Extrait:
########################################
Appel entendu sur preuve commune avec l’appel de

Len Little (2018-2712(GST)I)

le 23 janvier 2023, à Toronto (Ontario)

Devant : L’honorable juge Robert J. Hogan


Comparutions :

Avocat de l’appelante :

Me John D. Buote

Avocates de l’intimé :

Me Lalitha Ramachandran

Me Andrea Jackett

 

JUGEMENT

L’appel interjeté à l’encontre de l’avis de cotisation portant le numéro 3620698 et daté du 2 février 2016, établi en application de la Loi sur la taxe d’accise, est rejeté conformément aux motifs du jugement ci-joints.

Signé à Ottawa, Canada, ce 13e jour d’avril 2023.

« Robert J. Hogan »

Le juge Hogan

 


Dossier : 2018-2712(GST)I

ENTRE :

LEN LITTLE,

appelant,

et

SA MAJESTÉ LE ROI,

intimé.

[TRADUCTION FRANÇAISE OFFICIELLE]

 

Appel entendu sur preuve commune avec l’appel de

Lucy Little (2018-2703(GST)I)
########################################
Entrées:
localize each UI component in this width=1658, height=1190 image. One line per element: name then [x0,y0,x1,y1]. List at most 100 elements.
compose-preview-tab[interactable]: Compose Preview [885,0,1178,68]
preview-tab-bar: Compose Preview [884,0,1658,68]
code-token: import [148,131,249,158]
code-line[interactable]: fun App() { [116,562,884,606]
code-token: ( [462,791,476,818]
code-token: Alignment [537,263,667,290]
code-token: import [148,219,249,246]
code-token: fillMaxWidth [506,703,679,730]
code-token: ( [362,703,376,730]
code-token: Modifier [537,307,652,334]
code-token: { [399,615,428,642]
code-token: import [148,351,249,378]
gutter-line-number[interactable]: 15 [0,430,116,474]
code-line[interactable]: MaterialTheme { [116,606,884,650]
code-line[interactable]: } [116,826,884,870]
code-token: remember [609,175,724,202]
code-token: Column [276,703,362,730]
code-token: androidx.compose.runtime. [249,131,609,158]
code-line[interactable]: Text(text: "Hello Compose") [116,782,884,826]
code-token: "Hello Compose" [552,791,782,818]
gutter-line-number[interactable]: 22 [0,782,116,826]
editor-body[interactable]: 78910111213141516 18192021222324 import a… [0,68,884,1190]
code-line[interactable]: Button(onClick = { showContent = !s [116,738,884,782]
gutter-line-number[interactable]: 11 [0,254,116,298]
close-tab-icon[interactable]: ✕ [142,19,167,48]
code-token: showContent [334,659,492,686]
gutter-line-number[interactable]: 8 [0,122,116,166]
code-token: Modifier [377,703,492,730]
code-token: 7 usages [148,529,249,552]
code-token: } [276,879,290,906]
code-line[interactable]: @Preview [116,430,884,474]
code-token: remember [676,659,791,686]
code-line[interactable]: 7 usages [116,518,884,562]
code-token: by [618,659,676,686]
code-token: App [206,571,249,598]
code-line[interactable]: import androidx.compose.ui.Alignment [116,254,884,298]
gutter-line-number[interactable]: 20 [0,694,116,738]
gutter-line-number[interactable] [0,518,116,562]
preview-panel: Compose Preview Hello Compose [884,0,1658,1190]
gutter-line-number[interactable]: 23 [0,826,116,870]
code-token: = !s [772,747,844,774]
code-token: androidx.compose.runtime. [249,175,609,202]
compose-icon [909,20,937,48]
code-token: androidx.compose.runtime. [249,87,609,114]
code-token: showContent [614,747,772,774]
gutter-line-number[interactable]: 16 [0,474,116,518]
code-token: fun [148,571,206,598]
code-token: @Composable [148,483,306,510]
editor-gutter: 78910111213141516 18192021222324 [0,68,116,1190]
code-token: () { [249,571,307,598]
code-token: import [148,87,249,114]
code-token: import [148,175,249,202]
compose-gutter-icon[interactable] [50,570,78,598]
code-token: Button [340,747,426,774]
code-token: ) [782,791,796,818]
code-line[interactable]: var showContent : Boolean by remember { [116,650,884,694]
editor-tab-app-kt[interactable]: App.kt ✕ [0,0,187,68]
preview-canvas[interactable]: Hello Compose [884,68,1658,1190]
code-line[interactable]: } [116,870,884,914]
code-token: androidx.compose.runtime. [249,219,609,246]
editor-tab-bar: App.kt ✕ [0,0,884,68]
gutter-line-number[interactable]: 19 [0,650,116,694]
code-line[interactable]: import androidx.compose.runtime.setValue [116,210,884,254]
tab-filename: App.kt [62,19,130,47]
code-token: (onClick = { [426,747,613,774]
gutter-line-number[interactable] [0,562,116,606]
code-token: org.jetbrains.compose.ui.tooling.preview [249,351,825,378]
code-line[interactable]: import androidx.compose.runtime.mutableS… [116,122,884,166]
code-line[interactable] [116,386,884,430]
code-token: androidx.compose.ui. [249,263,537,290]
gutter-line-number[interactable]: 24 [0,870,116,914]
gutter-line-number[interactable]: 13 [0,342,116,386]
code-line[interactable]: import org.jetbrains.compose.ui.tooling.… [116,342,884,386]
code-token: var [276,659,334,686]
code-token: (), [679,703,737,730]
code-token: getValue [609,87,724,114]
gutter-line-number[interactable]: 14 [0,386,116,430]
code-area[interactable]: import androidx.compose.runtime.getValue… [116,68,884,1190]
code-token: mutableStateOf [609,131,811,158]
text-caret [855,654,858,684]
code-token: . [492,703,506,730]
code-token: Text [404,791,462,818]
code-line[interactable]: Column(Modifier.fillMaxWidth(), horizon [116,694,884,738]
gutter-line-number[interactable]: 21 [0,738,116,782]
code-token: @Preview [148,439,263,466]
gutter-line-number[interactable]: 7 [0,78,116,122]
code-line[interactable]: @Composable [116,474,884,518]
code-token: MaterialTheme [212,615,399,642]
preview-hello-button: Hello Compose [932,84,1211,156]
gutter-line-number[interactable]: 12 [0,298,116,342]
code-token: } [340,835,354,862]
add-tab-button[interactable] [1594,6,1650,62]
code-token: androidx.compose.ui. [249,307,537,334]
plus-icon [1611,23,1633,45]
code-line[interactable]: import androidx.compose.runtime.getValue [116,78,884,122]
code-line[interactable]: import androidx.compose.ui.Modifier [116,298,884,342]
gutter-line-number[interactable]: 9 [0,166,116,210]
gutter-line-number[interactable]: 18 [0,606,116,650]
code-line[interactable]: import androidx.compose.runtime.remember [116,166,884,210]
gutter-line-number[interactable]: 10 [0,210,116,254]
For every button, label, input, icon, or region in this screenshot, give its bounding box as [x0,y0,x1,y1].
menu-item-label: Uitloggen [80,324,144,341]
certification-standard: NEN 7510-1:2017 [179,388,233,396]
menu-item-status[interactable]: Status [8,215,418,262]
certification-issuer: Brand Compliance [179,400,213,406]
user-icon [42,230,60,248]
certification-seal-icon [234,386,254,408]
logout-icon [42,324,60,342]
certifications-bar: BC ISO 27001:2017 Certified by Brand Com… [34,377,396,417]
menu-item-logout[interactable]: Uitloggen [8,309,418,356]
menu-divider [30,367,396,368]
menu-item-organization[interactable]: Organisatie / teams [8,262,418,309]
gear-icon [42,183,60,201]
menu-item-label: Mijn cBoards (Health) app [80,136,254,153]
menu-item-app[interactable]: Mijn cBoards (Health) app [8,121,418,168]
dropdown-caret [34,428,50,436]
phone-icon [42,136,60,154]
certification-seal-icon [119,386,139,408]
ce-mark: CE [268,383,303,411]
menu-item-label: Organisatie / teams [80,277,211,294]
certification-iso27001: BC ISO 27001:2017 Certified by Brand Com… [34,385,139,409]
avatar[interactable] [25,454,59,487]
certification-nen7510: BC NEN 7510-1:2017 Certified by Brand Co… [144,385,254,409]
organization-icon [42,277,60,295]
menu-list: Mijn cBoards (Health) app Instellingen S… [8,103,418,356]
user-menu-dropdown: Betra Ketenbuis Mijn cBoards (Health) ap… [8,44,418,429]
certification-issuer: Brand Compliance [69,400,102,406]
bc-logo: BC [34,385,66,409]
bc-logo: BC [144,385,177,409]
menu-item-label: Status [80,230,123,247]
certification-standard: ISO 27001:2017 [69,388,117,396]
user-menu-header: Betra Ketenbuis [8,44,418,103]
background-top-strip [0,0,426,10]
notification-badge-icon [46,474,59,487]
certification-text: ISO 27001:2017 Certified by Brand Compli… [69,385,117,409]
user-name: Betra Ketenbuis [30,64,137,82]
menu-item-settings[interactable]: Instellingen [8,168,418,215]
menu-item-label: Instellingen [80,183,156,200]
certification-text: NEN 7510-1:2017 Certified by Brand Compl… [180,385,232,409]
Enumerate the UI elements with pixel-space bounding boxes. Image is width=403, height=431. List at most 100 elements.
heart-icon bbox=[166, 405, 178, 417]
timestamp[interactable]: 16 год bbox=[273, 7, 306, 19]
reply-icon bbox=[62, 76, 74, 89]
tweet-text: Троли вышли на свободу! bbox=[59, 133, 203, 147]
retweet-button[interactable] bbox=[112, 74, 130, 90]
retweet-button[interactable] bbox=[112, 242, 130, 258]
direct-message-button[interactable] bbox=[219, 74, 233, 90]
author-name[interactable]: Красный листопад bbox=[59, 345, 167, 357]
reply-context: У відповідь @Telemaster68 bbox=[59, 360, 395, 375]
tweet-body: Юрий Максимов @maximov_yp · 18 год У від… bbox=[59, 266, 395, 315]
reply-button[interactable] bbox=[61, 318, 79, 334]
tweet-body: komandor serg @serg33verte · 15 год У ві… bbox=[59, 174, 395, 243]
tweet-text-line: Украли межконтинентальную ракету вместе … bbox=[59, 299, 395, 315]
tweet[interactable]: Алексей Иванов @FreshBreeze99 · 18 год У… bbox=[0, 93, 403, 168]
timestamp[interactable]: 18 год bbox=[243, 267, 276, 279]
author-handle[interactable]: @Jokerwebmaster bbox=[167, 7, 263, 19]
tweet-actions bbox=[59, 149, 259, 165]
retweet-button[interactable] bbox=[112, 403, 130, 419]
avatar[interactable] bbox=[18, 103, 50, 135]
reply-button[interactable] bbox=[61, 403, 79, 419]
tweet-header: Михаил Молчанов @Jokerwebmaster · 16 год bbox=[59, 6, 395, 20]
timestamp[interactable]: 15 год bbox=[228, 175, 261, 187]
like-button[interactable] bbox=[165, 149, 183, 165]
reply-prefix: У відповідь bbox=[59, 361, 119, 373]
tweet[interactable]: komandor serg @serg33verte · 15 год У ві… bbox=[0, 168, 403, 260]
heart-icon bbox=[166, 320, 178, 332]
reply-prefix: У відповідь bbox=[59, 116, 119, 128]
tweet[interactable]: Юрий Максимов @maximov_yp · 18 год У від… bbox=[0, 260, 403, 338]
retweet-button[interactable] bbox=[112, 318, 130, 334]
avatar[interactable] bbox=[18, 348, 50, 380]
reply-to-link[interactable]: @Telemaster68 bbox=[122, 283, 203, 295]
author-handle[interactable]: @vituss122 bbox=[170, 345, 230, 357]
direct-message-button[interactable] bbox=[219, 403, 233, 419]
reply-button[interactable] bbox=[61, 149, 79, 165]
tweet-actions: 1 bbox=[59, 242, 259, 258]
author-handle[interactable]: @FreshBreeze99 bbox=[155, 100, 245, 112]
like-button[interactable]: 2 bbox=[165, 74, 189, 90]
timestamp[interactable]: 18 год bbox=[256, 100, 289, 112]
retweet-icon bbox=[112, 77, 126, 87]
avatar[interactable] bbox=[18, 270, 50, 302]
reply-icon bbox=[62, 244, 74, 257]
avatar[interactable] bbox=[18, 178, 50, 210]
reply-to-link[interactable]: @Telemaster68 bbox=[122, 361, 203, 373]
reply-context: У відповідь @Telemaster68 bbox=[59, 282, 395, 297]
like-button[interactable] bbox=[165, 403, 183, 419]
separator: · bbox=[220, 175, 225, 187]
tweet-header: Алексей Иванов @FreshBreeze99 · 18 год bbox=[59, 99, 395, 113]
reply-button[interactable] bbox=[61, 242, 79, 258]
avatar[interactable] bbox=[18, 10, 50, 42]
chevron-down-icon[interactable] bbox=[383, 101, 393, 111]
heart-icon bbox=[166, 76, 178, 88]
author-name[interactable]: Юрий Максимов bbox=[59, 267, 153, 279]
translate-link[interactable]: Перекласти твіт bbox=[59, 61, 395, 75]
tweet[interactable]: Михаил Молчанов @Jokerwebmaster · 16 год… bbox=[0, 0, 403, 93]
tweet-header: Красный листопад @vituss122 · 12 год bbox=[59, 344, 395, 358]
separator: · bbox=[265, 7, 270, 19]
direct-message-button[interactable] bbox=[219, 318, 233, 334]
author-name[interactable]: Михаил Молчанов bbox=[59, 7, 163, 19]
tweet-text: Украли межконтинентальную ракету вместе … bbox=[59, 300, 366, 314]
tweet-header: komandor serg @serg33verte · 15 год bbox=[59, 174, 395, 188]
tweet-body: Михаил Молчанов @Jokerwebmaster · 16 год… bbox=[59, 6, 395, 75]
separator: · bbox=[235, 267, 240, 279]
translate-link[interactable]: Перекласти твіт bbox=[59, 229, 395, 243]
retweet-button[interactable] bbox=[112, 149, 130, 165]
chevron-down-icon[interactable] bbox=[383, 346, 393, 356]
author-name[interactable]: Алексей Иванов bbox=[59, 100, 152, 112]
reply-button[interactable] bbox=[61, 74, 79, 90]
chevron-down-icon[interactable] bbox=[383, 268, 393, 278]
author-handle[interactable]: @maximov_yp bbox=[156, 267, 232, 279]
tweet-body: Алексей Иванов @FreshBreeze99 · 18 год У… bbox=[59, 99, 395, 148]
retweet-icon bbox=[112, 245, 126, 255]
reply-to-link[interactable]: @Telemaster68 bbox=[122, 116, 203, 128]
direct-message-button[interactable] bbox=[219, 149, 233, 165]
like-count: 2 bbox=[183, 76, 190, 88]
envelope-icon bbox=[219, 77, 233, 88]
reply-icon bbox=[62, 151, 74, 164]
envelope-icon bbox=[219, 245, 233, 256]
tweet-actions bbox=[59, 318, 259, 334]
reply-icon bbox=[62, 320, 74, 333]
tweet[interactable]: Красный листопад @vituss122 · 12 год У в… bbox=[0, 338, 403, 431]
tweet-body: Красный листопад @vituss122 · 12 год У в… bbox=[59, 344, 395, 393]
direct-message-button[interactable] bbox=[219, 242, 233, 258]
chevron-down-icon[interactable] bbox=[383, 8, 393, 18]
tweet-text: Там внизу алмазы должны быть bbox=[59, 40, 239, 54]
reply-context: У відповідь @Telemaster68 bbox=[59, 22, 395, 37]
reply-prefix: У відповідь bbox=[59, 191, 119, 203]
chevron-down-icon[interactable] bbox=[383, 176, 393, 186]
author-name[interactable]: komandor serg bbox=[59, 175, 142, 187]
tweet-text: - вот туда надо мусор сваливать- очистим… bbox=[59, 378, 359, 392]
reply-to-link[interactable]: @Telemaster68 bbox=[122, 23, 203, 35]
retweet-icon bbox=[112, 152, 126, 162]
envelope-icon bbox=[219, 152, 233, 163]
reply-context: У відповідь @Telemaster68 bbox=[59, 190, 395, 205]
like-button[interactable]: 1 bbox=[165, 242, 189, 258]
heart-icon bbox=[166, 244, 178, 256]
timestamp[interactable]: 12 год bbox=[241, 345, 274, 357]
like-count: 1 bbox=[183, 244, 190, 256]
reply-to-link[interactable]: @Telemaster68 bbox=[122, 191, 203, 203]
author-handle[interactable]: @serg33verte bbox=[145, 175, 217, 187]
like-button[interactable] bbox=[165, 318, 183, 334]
########################################
Défis:
a - Condensez le paragraphe de l'extrait qui commence par « L’appel interjeté à l’encontre », sans perdre ses faits principaux.
b - Citez à l'identique les lignes du listing, de son début jusqu'à la ligne contenant « code-token: Column [276,703,362,730] », celle-ci incluse.
L'extrait et le listing sont deux documents sans lien entre eux.

Corrigés:
a - L'appel contre l'avis de cotisation n° 3620698 du 2 février 2016, établi en vertu de la Loi sur la taxe d'accise, est rejeté pour les motifs joints au jugement.

b -
localize each UI component in this width=1658, height=1190 image. One line per element: name then [x0,y0,x1,y1]. List at most 100 elements.
compose-preview-tab[interactable]: Compose Preview [885,0,1178,68]
preview-tab-bar: Compose Preview [884,0,1658,68]
code-token: import [148,131,249,158]
code-line[interactable]: fun App() { [116,562,884,606]
code-token: ( [462,791,476,818]
code-token: Alignment [537,263,667,290]
code-token: import [148,219,249,246]
code-token: fillMaxWidth [506,703,679,730]
code-token: ( [362,703,376,730]
code-token: Modifier [537,307,652,334]
code-token: { [399,615,428,642]
code-token: import [148,351,249,378]
gutter-line-number[interactable]: 15 [0,430,116,474]
code-line[interactable]: MaterialTheme { [116,606,884,650]
code-line[interactable]: } [116,826,884,870]
code-token: remember [609,175,724,202]
code-token: Column [276,703,362,730]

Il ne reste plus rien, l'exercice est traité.